▶ _Exercise details_
Copy down every line where the string "this" shows up.
[Start of Provided data]
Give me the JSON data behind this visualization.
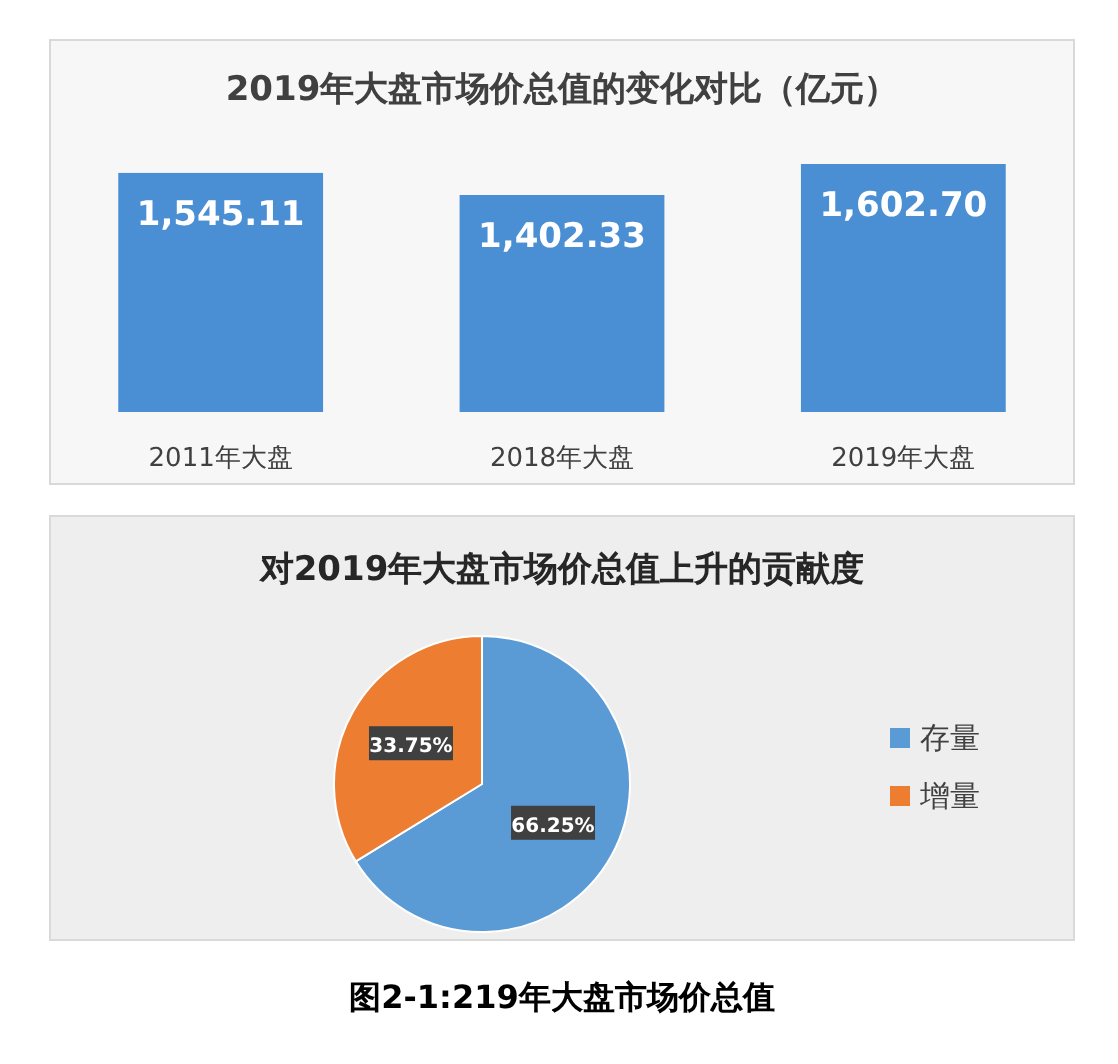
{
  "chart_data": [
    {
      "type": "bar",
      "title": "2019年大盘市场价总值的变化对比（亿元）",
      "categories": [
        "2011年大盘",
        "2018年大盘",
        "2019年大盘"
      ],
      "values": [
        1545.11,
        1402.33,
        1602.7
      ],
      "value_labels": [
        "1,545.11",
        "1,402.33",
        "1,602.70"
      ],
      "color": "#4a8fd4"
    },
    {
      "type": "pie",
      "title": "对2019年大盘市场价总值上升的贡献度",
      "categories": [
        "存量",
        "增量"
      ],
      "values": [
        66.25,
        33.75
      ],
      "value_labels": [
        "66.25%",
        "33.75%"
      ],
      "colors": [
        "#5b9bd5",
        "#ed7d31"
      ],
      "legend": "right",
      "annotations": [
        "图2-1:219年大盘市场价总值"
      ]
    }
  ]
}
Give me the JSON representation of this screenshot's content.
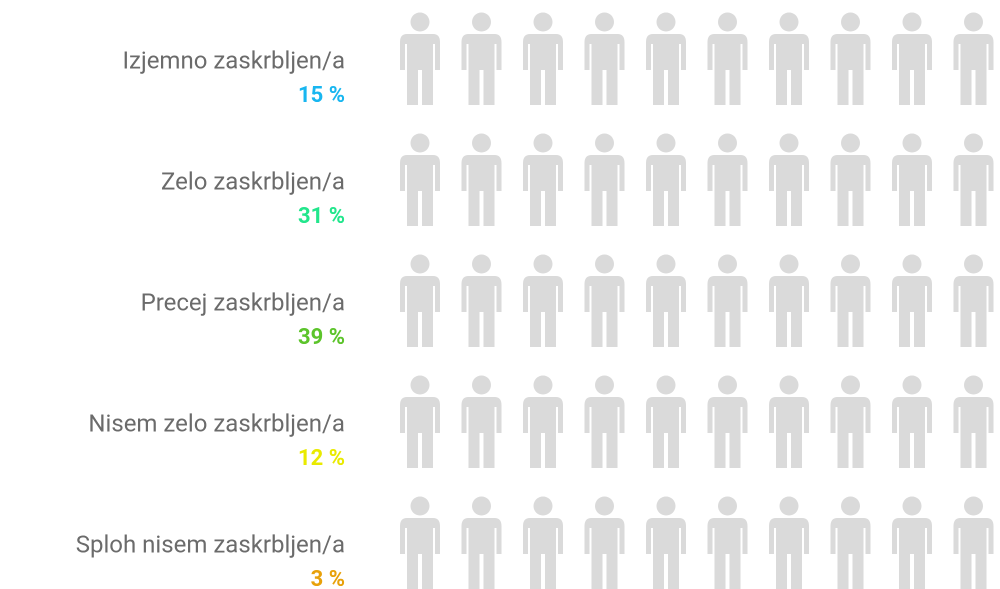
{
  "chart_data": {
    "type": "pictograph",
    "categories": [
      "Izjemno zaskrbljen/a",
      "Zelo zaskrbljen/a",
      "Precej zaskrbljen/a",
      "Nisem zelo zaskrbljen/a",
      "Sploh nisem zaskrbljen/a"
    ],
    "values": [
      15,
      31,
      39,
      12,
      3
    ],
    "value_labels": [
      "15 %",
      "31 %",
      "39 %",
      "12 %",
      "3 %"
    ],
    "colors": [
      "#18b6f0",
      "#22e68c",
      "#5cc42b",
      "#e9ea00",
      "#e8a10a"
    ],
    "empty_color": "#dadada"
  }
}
[End of Provided data]
[Start of Provided data]
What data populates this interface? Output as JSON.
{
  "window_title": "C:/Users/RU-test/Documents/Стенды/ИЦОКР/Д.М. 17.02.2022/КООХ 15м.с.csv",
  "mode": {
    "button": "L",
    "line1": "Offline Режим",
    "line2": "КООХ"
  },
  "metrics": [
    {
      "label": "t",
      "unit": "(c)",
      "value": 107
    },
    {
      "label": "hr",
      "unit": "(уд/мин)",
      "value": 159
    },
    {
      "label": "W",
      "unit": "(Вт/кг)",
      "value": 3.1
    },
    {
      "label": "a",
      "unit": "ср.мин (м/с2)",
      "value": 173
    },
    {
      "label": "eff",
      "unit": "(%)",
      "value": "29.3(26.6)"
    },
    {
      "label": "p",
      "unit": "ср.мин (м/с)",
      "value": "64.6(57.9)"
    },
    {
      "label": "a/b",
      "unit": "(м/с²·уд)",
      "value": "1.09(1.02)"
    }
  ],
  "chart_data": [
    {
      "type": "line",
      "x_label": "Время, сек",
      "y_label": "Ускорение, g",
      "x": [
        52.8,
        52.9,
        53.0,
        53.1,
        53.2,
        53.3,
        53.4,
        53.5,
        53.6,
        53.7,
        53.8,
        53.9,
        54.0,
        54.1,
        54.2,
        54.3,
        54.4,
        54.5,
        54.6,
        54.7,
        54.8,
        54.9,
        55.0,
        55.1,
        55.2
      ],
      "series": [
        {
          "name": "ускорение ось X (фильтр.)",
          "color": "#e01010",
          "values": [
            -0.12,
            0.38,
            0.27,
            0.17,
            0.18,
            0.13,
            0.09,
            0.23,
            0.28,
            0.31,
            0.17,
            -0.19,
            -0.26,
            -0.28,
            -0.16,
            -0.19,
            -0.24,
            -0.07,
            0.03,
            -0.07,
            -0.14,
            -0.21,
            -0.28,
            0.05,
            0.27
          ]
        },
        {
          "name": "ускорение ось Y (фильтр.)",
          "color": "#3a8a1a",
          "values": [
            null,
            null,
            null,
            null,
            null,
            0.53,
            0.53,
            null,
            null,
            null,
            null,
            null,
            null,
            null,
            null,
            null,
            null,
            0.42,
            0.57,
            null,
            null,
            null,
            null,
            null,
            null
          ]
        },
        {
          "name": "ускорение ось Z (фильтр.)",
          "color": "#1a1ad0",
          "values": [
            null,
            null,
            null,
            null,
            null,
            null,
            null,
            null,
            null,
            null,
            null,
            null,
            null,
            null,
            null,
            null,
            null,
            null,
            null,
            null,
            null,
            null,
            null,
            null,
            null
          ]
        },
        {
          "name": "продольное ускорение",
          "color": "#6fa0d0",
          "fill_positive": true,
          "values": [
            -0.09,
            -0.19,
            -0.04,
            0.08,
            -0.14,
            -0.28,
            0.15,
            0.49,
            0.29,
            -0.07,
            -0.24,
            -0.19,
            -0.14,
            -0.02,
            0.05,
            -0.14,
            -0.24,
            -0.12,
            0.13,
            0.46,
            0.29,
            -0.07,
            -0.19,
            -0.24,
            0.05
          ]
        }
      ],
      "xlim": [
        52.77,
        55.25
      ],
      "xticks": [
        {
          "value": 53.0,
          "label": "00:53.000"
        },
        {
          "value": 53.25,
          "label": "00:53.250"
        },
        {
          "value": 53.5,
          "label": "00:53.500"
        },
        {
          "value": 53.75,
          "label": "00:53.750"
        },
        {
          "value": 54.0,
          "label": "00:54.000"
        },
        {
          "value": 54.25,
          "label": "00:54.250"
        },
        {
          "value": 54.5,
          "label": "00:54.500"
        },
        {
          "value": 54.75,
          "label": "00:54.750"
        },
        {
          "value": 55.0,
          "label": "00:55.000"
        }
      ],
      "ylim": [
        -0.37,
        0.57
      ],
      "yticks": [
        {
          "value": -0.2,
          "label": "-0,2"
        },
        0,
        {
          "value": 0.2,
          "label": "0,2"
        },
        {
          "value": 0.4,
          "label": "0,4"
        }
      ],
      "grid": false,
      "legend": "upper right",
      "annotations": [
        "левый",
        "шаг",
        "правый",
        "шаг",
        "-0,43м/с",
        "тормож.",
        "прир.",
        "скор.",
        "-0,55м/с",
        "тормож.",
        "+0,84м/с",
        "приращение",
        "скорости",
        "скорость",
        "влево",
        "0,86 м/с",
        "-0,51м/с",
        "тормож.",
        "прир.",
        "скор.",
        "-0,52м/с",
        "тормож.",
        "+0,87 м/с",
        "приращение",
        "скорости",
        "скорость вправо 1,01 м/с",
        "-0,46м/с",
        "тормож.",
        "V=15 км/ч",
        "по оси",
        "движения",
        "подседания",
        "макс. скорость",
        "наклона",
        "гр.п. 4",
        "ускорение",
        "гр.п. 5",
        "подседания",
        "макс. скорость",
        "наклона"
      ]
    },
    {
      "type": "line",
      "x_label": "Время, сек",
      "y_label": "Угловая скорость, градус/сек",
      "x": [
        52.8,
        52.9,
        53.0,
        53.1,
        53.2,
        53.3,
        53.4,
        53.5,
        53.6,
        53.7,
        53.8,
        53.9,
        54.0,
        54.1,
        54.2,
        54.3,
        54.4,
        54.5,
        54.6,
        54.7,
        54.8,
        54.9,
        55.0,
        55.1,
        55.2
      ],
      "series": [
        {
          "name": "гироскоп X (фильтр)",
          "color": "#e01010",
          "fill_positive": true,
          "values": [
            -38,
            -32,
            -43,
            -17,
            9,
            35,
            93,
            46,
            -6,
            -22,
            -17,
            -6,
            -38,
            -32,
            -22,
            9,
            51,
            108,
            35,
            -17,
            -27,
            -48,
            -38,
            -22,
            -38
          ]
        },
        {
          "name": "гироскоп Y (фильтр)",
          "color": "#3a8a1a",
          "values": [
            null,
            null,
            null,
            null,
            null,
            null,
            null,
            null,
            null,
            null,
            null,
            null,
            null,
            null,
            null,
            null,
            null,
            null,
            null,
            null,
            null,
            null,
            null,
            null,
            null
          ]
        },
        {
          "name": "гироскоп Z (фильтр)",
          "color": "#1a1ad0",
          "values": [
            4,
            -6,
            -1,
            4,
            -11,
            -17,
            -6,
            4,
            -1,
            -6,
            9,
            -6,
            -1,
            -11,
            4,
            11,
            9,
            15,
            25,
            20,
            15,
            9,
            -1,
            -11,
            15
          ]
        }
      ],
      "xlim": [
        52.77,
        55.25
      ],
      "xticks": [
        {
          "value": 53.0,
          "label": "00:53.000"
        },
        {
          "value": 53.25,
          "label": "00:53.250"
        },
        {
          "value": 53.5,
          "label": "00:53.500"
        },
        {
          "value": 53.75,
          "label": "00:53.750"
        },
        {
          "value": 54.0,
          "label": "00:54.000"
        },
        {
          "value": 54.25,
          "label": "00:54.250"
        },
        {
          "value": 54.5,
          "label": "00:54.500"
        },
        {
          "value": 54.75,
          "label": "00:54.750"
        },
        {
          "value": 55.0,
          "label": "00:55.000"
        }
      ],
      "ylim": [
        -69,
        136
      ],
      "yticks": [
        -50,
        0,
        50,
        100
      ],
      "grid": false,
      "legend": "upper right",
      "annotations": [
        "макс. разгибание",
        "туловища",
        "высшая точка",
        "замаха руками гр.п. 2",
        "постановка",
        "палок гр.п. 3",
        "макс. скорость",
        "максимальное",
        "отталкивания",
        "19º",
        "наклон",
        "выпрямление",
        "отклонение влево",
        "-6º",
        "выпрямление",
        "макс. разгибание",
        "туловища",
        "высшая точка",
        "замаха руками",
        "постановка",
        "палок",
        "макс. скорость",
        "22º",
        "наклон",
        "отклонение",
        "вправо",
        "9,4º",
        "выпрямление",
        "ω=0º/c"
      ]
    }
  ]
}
[End of Provided data]
[Start of Provided data]
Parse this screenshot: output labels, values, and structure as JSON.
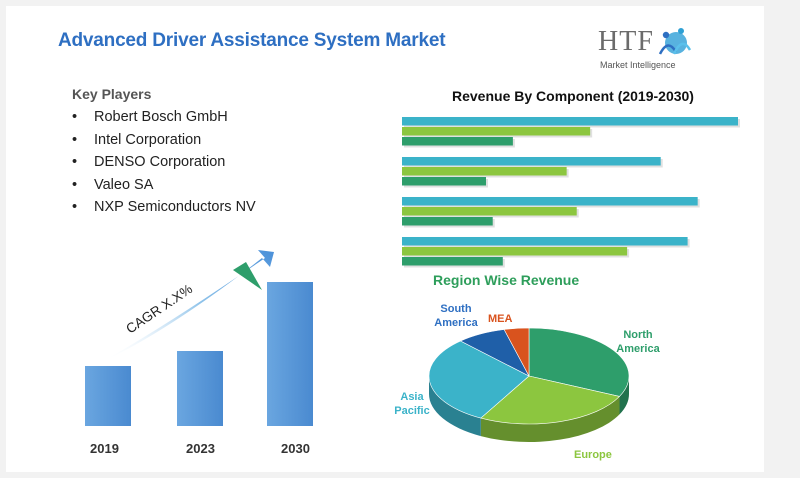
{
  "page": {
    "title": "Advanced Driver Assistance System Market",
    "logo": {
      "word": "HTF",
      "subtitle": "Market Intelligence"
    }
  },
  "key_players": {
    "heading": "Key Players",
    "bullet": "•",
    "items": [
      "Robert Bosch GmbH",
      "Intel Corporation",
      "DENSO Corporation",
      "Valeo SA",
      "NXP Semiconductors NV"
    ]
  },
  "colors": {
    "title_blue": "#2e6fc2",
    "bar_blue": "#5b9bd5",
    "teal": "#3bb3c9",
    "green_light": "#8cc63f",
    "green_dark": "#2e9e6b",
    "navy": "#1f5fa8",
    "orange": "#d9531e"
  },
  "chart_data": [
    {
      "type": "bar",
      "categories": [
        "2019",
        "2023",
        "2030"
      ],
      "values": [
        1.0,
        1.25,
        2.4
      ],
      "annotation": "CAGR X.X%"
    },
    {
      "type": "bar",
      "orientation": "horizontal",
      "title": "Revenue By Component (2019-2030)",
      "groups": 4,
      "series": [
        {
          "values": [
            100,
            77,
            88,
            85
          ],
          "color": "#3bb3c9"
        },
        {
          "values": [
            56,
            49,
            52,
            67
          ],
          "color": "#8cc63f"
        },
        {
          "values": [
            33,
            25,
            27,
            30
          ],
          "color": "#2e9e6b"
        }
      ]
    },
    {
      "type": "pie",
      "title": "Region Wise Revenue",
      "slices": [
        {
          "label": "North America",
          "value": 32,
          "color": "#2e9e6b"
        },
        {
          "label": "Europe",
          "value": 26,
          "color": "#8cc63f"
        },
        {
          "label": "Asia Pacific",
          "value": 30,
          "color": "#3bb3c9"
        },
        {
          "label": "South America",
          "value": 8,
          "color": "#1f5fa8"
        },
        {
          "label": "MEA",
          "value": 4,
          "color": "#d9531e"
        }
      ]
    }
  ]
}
[End of Provided data]
▶ _Written response_
Give me the JSON data behind this visualization.
Give me the JSON representation of this screenshot's content.
What data populates this interface? Output as JSON.
Parse this screenshot: output labels, values, and structure as JSON.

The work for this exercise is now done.